TO DO - Retype all the entries word for word, but omit the pictures.

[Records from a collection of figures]

▼

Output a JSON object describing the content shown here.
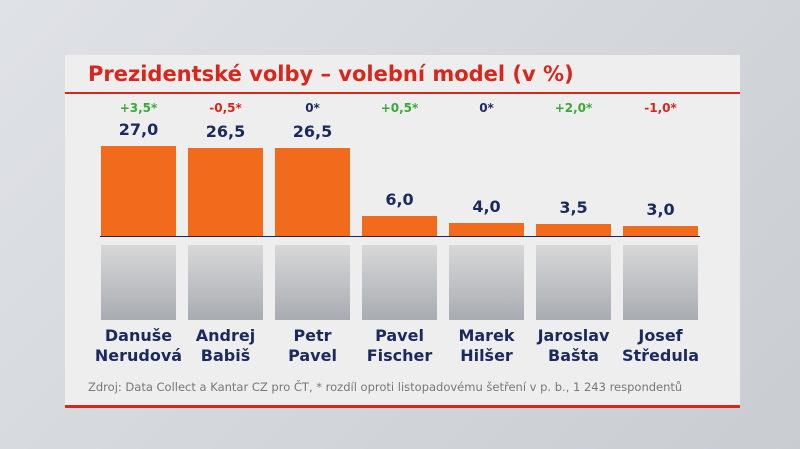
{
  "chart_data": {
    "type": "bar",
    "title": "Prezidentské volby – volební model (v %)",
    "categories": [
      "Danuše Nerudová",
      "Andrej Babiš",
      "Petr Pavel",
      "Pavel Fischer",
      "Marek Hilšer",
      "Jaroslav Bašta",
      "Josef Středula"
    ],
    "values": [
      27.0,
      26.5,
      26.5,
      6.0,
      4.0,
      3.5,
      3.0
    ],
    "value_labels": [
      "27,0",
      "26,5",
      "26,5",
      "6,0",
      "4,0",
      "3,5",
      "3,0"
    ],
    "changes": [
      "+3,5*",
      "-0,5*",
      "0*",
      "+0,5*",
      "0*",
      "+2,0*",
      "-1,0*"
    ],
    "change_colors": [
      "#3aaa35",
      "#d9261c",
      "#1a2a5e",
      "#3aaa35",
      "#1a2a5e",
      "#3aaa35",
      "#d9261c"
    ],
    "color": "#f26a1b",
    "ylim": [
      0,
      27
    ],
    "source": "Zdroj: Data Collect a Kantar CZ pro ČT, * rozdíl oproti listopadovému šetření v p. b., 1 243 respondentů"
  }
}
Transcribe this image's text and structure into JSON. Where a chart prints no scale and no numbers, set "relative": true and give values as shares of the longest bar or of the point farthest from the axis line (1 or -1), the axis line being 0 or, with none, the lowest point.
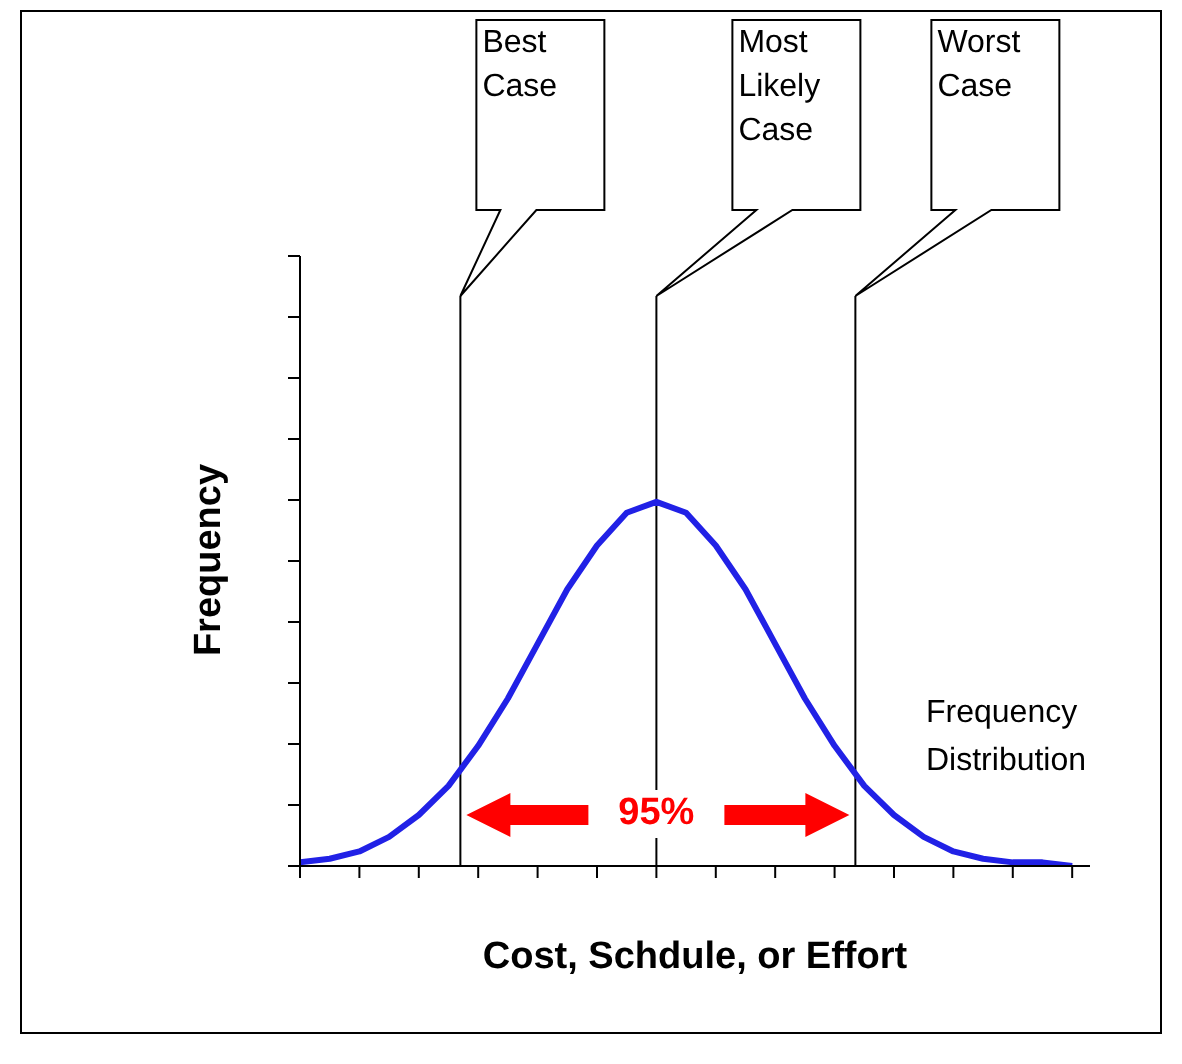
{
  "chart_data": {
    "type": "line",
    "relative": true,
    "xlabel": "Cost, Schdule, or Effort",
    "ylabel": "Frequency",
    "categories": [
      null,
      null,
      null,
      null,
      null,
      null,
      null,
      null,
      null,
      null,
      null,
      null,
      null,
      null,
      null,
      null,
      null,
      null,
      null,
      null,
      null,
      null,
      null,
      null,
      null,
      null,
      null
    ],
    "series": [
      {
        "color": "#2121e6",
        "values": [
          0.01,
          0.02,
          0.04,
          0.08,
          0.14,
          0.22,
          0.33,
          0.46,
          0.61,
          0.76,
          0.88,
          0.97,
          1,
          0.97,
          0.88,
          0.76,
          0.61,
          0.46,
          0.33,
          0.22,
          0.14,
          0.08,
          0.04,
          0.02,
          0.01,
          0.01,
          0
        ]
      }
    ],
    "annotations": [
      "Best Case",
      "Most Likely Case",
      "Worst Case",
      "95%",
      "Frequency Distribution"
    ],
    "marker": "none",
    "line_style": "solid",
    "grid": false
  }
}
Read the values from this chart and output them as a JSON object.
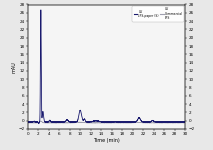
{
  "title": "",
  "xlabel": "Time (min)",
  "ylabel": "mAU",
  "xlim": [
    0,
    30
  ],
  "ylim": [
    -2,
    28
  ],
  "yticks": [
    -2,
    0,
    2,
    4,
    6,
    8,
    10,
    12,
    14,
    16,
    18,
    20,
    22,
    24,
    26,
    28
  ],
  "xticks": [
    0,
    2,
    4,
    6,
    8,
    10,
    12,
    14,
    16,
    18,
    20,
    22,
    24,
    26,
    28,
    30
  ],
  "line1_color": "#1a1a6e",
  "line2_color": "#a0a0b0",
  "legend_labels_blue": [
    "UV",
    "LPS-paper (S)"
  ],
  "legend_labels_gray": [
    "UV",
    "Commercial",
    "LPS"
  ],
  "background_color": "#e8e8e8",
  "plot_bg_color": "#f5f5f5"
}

▲

WORKED ANSWER -
Output a JSON object describing the content shown here.
{
  "chart_data": {
    "type": "bar",
    "title": "Prezidentské volby – volební model (v %)",
    "categories": [
      "Danuše Nerudová",
      "Andrej Babiš",
      "Petr Pavel",
      "Pavel Fischer",
      "Marek Hilšer",
      "Jaroslav Bašta",
      "Josef Středula"
    ],
    "values": [
      27.0,
      26.5,
      26.5,
      6.0,
      4.0,
      3.5,
      3.0
    ],
    "value_labels": [
      "27,0",
      "26,5",
      "26,5",
      "6,0",
      "4,0",
      "3,5",
      "3,0"
    ],
    "changes": [
      "+3,5*",
      "-0,5*",
      "0*",
      "+0,5*",
      "0*",
      "+2,0*",
      "-1,0*"
    ],
    "change_colors": [
      "#3aaa35",
      "#d9261c",
      "#1a2a5e",
      "#3aaa35",
      "#1a2a5e",
      "#3aaa35",
      "#d9261c"
    ],
    "color": "#f26a1b",
    "ylim": [
      0,
      27
    ],
    "source": "Zdroj: Data Collect a Kantar CZ pro ČT, * rozdíl oproti listopadovému šetření v p. b., 1 243 respondentů"
  }
}
Transcribe this image's text and structure into JSON. Where a chart prints no scale and no numbers, set "relative": true and give values as shares of the longest bar or of the point farthest from the axis line (1 or -1), the axis line being 0 or, with none, the lowest point.
{
  "chart_data": {
    "type": "line",
    "relative": true,
    "xlabel": "Cost, Schdule, or Effort",
    "ylabel": "Frequency",
    "categories": [
      null,
      null,
      null,
      null,
      null,
      null,
      null,
      null,
      null,
      null,
      null,
      null,
      null,
      null,
      null,
      null,
      null,
      null,
      null,
      null,
      null,
      null,
      null,
      null,
      null,
      null,
      null
    ],
    "series": [
      {
        "color": "#2121e6",
        "values": [
          0.01,
          0.02,
          0.04,
          0.08,
          0.14,
          0.22,
          0.33,
          0.46,
          0.61,
          0.76,
          0.88,
          0.97,
          1,
          0.97,
          0.88,
          0.76,
          0.61,
          0.46,
          0.33,
          0.22,
          0.14,
          0.08,
          0.04,
          0.02,
          0.01,
          0.01,
          0
        ]
      }
    ],
    "annotations": [
      "Best Case",
      "Most Likely Case",
      "Worst Case",
      "95%",
      "Frequency Distribution"
    ],
    "marker": "none",
    "line_style": "solid",
    "grid": false
  }
}
Read the values from this chart and output them as a JSON object.
{
  "title": "",
  "xlabel": "Time (min)",
  "ylabel": "mAU",
  "xlim": [
    0,
    30
  ],
  "ylim": [
    -2,
    28
  ],
  "yticks": [
    -2,
    0,
    2,
    4,
    6,
    8,
    10,
    12,
    14,
    16,
    18,
    20,
    22,
    24,
    26,
    28
  ],
  "xticks": [
    0,
    2,
    4,
    6,
    8,
    10,
    12,
    14,
    16,
    18,
    20,
    22,
    24,
    26,
    28,
    30
  ],
  "line1_color": "#1a1a6e",
  "line2_color": "#a0a0b0",
  "legend_labels_blue": [
    "UV",
    "LPS-paper (S)"
  ],
  "legend_labels_gray": [
    "UV",
    "Commercial",
    "LPS"
  ],
  "background_color": "#e8e8e8",
  "plot_bg_color": "#f5f5f5"
}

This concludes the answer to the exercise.